• **Required action A**:
From the personal story about a classmate crying at a train station, reproduce the passage between "I think it was" and "procure it herself.", inclusive.
• **Required action B**:
In the personal story about a classmate crying at a train station, who was the second person the writer put at fault?
• **Required action C**:
Extend the personal story about a classmate crying at a train station, beginning right after its final sentence.

• **Page excerpt**:

—————


    I think it was only a month later that I found a girl from my home room crying at the train station. When I asked her what was wrong she told me she had just had her third abortion. She was only 14yo and as a 16yo I was floored. She explained her story and I put three people at fault.
    The first was her mother who taught her that to be in a relationship with a man was to have sex with him and then failed to take her daughter to the doctors for contraception despite knowing she was to young to procure it herself.
    The second was her boyfriend who refused to wear condoms. The third was herself, for not caring enough about herself to say no to her boyfriend when he refused to care what his actions would do to her.
    It resulted in a big talk about relationships, sex, and taking care of herself. I basically told her that if her boyfriend loved her he would take care of her. That he was so selfish after the first abortion to still refuse to wear condoms was a clear indication he didn’t care for her. That she needed to care for her own well being and ensure that if she was going to have sex she had taken all the steps to protect herself, not only from another unwanted pregnancy but also from STI’s.
    A few days later she came up to me at school, gave me a huge hug and thanked me for missing my train home to be there for her. I don’t know what happened to the boyfriend, I don’t really care. All I cared about that day was that I was 16 giving a 14 year old a talk that her mother should have done from the start. That I was a high school student explaining to a fellow student what our teachers, doctors, parents, community elders should have been explaining to all of us.

—————

• **Records shown**:
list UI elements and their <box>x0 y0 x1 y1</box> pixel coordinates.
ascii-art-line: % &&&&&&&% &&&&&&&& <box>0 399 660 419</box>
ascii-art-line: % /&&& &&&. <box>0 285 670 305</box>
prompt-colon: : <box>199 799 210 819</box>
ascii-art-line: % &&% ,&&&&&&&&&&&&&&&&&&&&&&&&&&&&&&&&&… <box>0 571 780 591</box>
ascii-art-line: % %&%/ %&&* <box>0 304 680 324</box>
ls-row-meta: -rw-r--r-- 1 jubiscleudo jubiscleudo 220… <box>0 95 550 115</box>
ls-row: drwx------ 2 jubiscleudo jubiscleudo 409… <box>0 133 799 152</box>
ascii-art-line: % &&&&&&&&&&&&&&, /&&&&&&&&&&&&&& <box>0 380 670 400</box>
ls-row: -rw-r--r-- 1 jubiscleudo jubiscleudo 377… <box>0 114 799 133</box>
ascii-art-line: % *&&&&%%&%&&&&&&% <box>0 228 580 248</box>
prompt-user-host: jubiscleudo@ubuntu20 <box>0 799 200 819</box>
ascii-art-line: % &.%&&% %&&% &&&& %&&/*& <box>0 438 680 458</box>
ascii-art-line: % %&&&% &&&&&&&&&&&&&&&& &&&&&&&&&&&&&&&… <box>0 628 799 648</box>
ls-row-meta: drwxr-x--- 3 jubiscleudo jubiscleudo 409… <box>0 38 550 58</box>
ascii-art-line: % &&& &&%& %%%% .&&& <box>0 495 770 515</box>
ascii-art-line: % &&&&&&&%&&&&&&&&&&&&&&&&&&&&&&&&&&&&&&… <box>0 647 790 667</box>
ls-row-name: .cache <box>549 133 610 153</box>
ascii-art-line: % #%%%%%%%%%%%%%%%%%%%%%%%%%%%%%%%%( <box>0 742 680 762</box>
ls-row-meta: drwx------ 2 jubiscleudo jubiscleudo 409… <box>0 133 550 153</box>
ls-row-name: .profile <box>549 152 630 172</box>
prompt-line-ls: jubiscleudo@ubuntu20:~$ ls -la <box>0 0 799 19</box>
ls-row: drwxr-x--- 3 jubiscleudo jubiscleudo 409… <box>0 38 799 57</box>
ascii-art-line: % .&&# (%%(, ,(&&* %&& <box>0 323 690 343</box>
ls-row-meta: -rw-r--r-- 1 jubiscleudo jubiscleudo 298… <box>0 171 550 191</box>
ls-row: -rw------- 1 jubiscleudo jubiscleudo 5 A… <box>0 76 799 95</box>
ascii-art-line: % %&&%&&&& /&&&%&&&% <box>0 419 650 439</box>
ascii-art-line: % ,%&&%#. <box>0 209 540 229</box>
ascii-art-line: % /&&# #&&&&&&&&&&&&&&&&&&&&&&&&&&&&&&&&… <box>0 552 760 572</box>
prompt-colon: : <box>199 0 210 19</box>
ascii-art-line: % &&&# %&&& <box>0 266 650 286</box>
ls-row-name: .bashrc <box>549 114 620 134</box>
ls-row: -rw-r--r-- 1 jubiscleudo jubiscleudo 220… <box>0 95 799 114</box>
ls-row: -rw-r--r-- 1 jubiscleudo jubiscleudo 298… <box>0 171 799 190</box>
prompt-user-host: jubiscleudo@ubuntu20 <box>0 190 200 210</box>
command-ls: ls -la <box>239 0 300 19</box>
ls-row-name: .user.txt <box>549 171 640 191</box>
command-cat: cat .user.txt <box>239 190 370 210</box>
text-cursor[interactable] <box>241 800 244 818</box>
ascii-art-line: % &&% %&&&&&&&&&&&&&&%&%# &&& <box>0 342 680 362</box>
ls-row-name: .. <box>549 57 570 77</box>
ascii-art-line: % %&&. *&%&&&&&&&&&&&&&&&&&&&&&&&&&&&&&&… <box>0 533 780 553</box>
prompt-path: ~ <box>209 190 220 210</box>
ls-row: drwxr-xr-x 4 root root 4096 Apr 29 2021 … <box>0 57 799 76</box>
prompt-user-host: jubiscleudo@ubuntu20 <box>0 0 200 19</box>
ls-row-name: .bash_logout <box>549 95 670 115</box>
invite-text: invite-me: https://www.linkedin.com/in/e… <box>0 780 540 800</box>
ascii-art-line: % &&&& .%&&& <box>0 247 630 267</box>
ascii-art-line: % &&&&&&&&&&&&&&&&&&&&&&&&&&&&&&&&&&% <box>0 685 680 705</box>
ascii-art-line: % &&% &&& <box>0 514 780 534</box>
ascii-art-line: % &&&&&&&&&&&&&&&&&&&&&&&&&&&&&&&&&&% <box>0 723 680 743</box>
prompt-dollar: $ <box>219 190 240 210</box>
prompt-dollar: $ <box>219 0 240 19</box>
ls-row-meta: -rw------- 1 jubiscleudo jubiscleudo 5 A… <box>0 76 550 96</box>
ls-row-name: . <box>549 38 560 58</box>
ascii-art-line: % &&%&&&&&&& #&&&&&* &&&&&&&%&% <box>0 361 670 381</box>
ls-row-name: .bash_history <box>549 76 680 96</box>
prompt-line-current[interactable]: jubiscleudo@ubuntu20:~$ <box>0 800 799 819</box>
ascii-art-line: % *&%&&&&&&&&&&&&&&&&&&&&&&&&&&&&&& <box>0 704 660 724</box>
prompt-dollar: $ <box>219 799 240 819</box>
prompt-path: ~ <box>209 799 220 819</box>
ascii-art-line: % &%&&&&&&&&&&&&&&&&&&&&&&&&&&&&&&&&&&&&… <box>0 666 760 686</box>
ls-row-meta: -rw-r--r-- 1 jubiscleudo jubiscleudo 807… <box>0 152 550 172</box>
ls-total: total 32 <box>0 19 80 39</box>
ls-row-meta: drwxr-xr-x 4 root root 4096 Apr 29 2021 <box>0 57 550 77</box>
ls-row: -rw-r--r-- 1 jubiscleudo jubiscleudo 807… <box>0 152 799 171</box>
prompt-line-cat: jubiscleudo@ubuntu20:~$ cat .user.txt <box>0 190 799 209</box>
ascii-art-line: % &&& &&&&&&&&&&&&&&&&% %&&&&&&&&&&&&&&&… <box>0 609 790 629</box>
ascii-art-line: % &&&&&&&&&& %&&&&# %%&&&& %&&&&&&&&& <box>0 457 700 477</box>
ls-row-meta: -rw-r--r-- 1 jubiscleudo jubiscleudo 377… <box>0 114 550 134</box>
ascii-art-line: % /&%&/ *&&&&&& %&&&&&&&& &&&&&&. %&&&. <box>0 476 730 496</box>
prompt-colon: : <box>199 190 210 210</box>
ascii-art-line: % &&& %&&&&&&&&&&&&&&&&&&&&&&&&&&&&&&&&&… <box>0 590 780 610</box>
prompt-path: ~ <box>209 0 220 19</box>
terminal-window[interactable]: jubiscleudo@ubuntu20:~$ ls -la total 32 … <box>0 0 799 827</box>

—————

• **Task output A**:
I think it was only a month later that I found a girl from my home room crying at the train station. When I asked her what was wrong she told me she had just had her third abortion. She was only 14yo and as a 16yo I was floored. She explained her story and I put three people at fault.
    The first was her mother who taught her that to be in a relationship with a man was to have sex with him and then failed to take her daughter to the doctors for contraception despite knowing she was to young to procure it herself.

• **Task output B**:
Her boyfriend, who refused to wear condoms.

• **Task output C**:
    Ok that turned into a bit of a rant. Sorry RG. But thank you again for sharing your personal story and opinion. You got it right yet again. 🙂

  3. “…..show me you really care about ALL the lives involved by being a strong and vocal champion of sex education, social support and easy access to safe and reliable birth control. By far the best and most civilized way to reduce abortions is to reduce the number of unwanted pregnancies.”

    This says it all. I don’t understand why people don’t get it. I’m pro-choice for the simple fact people don’t have a right to make that decision for me as I don’t have the right to make it for them, but the answer for non-rape abortions is education and support.

    Thank you for sharing RG. Thank you.

  4. Just thought I’d share a website I stumbled upon today RG.
    http://www.whatcontraceptiveareyou.com.au/
    It asks you to fill in a survey about your life and preferences and then gives you a list of what contraceptive best suits your lifestyle. It also provides a printable letter to take to your doctor with all the information for them to discuss which option would be best for you.

  5. Two years ago, while still nursing my 2nd child, I became pregnant.

    As a mother of two I knew that I loved children – and didn’t want anymore. Yes, we could afford a 3rd child and we were experienced enough to know we could handle #3. But I was over forty and simply did not want to have another child. Period.

    I’d always wanted two kids, a boy and a girl, and I had that. Our family was complete. Having another child would have forced me to stop breast-feeding #2 sooner than I would have liked. It would have precluded all of the amazing travel and experiences that we’ve had with two kids who don’t have a younger sibling (s/he would just be turning two by now). It would have changed our family dynamics and added challenges that we didn’t want.

    MY body. MY choice.

    My husband felt the same way. He went with me to the Planned Parenthood Clinic and waited in the reception area. The nurse showed me the sonogram. Having seen the same images for my children, I knew there was life there, potential for another human being. And that new human didn’t have a place in our family.

    I have never regretted my decision. I look at my children and know I made the right choice for my family and myself. And I trust the hearts and minds of the millions of women who have made the same choice millions of times before me, even in the decades and centuries before abortion was safe and legal.